» **Entries**:

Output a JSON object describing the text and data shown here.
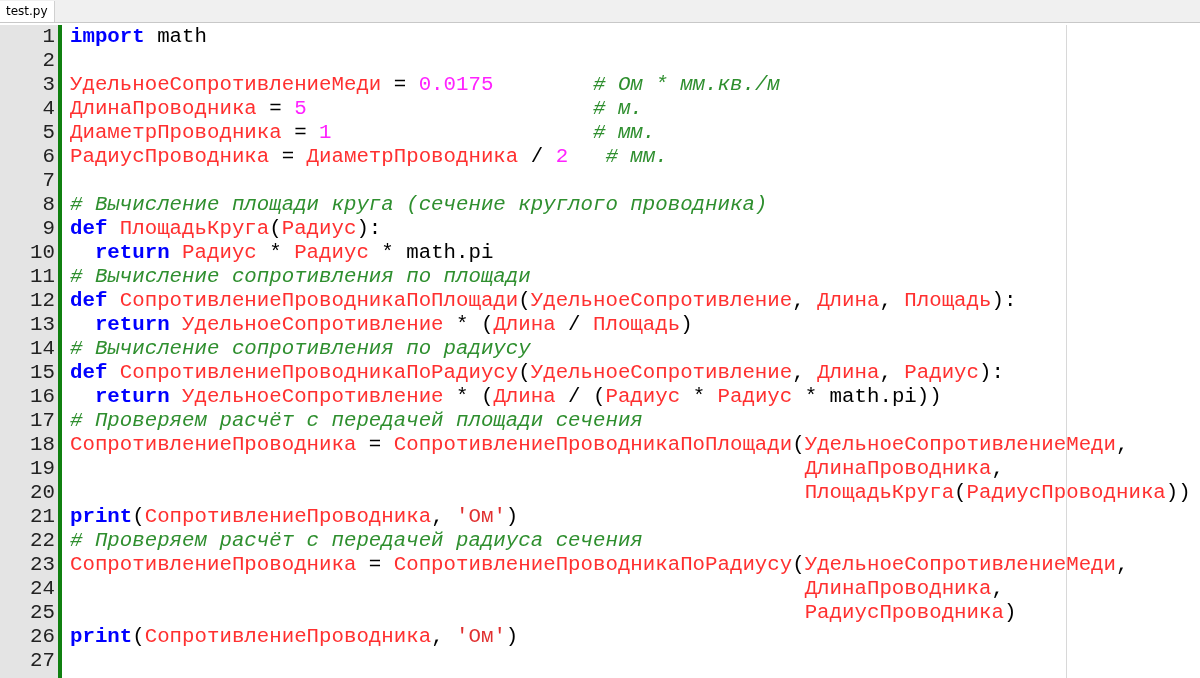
{
  "tabs": [
    {
      "label": "test.py",
      "selected": true
    }
  ],
  "lines": [
    {
      "number": "1",
      "tokens": [
        {
          "kind": "keyword",
          "text": "import"
        },
        {
          "kind": "plain",
          "text": " math"
        }
      ]
    },
    {
      "number": "2"
    },
    {
      "number": "3",
      "tokens": [
        {
          "kind": "ident",
          "text": "УдельноеСопротивлениеМеди"
        },
        {
          "kind": "plain",
          "text": " = "
        },
        {
          "kind": "number",
          "text": "0.0175"
        },
        {
          "kind": "comment",
          "text": "        # Ом * мм.кв./м"
        }
      ]
    },
    {
      "number": "4",
      "tokens": [
        {
          "kind": "ident",
          "text": "ДлинаПроводника"
        },
        {
          "kind": "plain",
          "text": " = "
        },
        {
          "kind": "number",
          "text": "5"
        },
        {
          "kind": "comment",
          "text": "                       # м."
        }
      ]
    },
    {
      "number": "5",
      "tokens": [
        {
          "kind": "ident",
          "text": "ДиаметрПроводника"
        },
        {
          "kind": "plain",
          "text": " = "
        },
        {
          "kind": "number",
          "text": "1"
        },
        {
          "kind": "comment",
          "text": "                     # мм."
        }
      ]
    },
    {
      "number": "6",
      "tokens": [
        {
          "kind": "ident",
          "text": "РадиусПроводника"
        },
        {
          "kind": "plain",
          "text": " = "
        },
        {
          "kind": "ident",
          "text": "ДиаметрПроводника"
        },
        {
          "kind": "plain",
          "text": " / "
        },
        {
          "kind": "number",
          "text": "2"
        },
        {
          "kind": "comment",
          "text": "   # мм."
        }
      ]
    },
    {
      "number": "7"
    },
    {
      "number": "8",
      "tokens": [
        {
          "kind": "comment",
          "text": "# Вычисление площади круга (сечение круглого проводника)"
        }
      ]
    },
    {
      "number": "9",
      "tokens": [
        {
          "kind": "keyword",
          "text": "def"
        },
        {
          "kind": "ident",
          "text": " ПлощадьКруга"
        },
        {
          "kind": "plain",
          "text": "("
        },
        {
          "kind": "ident",
          "text": "Радиус"
        },
        {
          "kind": "plain",
          "text": "):"
        }
      ]
    },
    {
      "number": "10",
      "tokens": [
        {
          "kind": "keyword",
          "text": "  return"
        },
        {
          "kind": "ident",
          "text": " Радиус"
        },
        {
          "kind": "plain",
          "text": " * "
        },
        {
          "kind": "ident",
          "text": "Радиус"
        },
        {
          "kind": "plain",
          "text": " * math.pi"
        }
      ]
    },
    {
      "number": "11",
      "tokens": [
        {
          "kind": "comment",
          "text": "# Вычисление сопротивления по площади"
        }
      ]
    },
    {
      "number": "12",
      "tokens": [
        {
          "kind": "keyword",
          "text": "def"
        },
        {
          "kind": "ident",
          "text": " СопротивлениеПроводникаПоПлощади"
        },
        {
          "kind": "plain",
          "text": "("
        },
        {
          "kind": "ident",
          "text": "УдельноеСопротивление"
        },
        {
          "kind": "plain",
          "text": ", "
        },
        {
          "kind": "ident",
          "text": "Длина"
        },
        {
          "kind": "plain",
          "text": ", "
        },
        {
          "kind": "ident",
          "text": "Площадь"
        },
        {
          "kind": "plain",
          "text": "):"
        }
      ]
    },
    {
      "number": "13",
      "tokens": [
        {
          "kind": "keyword",
          "text": "  return"
        },
        {
          "kind": "ident",
          "text": " УдельноеСопротивление"
        },
        {
          "kind": "plain",
          "text": " * ("
        },
        {
          "kind": "ident",
          "text": "Длина"
        },
        {
          "kind": "plain",
          "text": " / "
        },
        {
          "kind": "ident",
          "text": "Площадь"
        },
        {
          "kind": "plain",
          "text": ")"
        }
      ]
    },
    {
      "number": "14",
      "tokens": [
        {
          "kind": "comment",
          "text": "# Вычисление сопротивления по радиусу"
        }
      ]
    },
    {
      "number": "15",
      "tokens": [
        {
          "kind": "keyword",
          "text": "def"
        },
        {
          "kind": "ident",
          "text": " СопротивлениеПроводникаПоРадиусу"
        },
        {
          "kind": "plain",
          "text": "("
        },
        {
          "kind": "ident",
          "text": "УдельноеСопротивление"
        },
        {
          "kind": "plain",
          "text": ", "
        },
        {
          "kind": "ident",
          "text": "Длина"
        },
        {
          "kind": "plain",
          "text": ", "
        },
        {
          "kind": "ident",
          "text": "Радиус"
        },
        {
          "kind": "plain",
          "text": "):"
        }
      ]
    },
    {
      "number": "16",
      "tokens": [
        {
          "kind": "keyword",
          "text": "  return"
        },
        {
          "kind": "ident",
          "text": " УдельноеСопротивление"
        },
        {
          "kind": "plain",
          "text": " * ("
        },
        {
          "kind": "ident",
          "text": "Длина"
        },
        {
          "kind": "plain",
          "text": " / ("
        },
        {
          "kind": "ident",
          "text": "Радиус"
        },
        {
          "kind": "plain",
          "text": " * "
        },
        {
          "kind": "ident",
          "text": "Радиус"
        },
        {
          "kind": "plain",
          "text": " * math.pi))"
        }
      ]
    },
    {
      "number": "17",
      "tokens": [
        {
          "kind": "comment",
          "text": "# Проверяем расчёт с передачей площади сечения"
        }
      ]
    },
    {
      "number": "18",
      "tokens": [
        {
          "kind": "ident",
          "text": "СопротивлениеПроводника"
        },
        {
          "kind": "plain",
          "text": " = "
        },
        {
          "kind": "ident",
          "text": "СопротивлениеПроводникаПоПлощади"
        },
        {
          "kind": "plain",
          "text": "("
        },
        {
          "kind": "ident",
          "text": "УдельноеСопротивлениеМеди"
        },
        {
          "kind": "plain",
          "text": ","
        }
      ]
    },
    {
      "number": "19",
      "tokens": [
        {
          "kind": "ident",
          "text": "                                                           ДлинаПроводника"
        },
        {
          "kind": "plain",
          "text": ","
        }
      ]
    },
    {
      "number": "20",
      "tokens": [
        {
          "kind": "ident",
          "text": "                                                           ПлощадьКруга"
        },
        {
          "kind": "plain",
          "text": "("
        },
        {
          "kind": "ident",
          "text": "РадиусПроводника"
        },
        {
          "kind": "plain",
          "text": "))"
        }
      ]
    },
    {
      "number": "21",
      "tokens": [
        {
          "kind": "keyword",
          "text": "print"
        },
        {
          "kind": "plain",
          "text": "("
        },
        {
          "kind": "ident",
          "text": "СопротивлениеПроводника"
        },
        {
          "kind": "plain",
          "text": ", "
        },
        {
          "kind": "string",
          "text": "'Ом'"
        },
        {
          "kind": "plain",
          "text": ")"
        }
      ]
    },
    {
      "number": "22",
      "tokens": [
        {
          "kind": "comment",
          "text": "# Проверяем расчёт с передачей радиуса сечения"
        }
      ]
    },
    {
      "number": "23",
      "tokens": [
        {
          "kind": "ident",
          "text": "СопротивлениеПроводника"
        },
        {
          "kind": "plain",
          "text": " = "
        },
        {
          "kind": "ident",
          "text": "СопротивлениеПроводникаПоРадиусу"
        },
        {
          "kind": "plain",
          "text": "("
        },
        {
          "kind": "ident",
          "text": "УдельноеСопротивлениеМеди"
        },
        {
          "kind": "plain",
          "text": ","
        }
      ]
    },
    {
      "number": "24",
      "tokens": [
        {
          "kind": "ident",
          "text": "                                                           ДлинаПроводника"
        },
        {
          "kind": "plain",
          "text": ","
        }
      ]
    },
    {
      "number": "25",
      "tokens": [
        {
          "kind": "ident",
          "text": "                                                           РадиусПроводника"
        },
        {
          "kind": "plain",
          "text": ")"
        }
      ]
    },
    {
      "number": "26",
      "tokens": [
        {
          "kind": "keyword",
          "text": "print"
        },
        {
          "kind": "plain",
          "text": "("
        },
        {
          "kind": "ident",
          "text": "СопротивлениеПроводника"
        },
        {
          "kind": "plain",
          "text": ", "
        },
        {
          "kind": "string",
          "text": "'Ом'"
        },
        {
          "kind": "plain",
          "text": ")"
        }
      ]
    },
    {
      "number": "27"
    }
  ]
}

» **What is needed**: Select and copy every line of the listing with the word "сечения".

» **Exercise output**:
          "text": "# Проверяем расчёт с передачей площади сечения"
          "text": "# Проверяем расчёт с передачей радиуса сечения"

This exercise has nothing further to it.